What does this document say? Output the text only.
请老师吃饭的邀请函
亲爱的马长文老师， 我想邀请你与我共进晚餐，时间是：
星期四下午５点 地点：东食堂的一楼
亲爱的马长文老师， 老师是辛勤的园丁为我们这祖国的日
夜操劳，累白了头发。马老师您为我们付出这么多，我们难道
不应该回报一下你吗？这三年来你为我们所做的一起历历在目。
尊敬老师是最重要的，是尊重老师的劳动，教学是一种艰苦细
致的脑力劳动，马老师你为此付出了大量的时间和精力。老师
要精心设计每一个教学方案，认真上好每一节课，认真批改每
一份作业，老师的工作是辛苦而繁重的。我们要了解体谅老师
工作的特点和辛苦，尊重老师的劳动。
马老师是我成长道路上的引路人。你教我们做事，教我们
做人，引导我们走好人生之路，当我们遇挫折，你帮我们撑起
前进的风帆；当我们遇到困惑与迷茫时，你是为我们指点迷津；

● ● ● ● ● ● ●

**Goal**. Your reply is one number: how many lines of the records above contain the word "亲爱的马长文老师".

**Response**. 2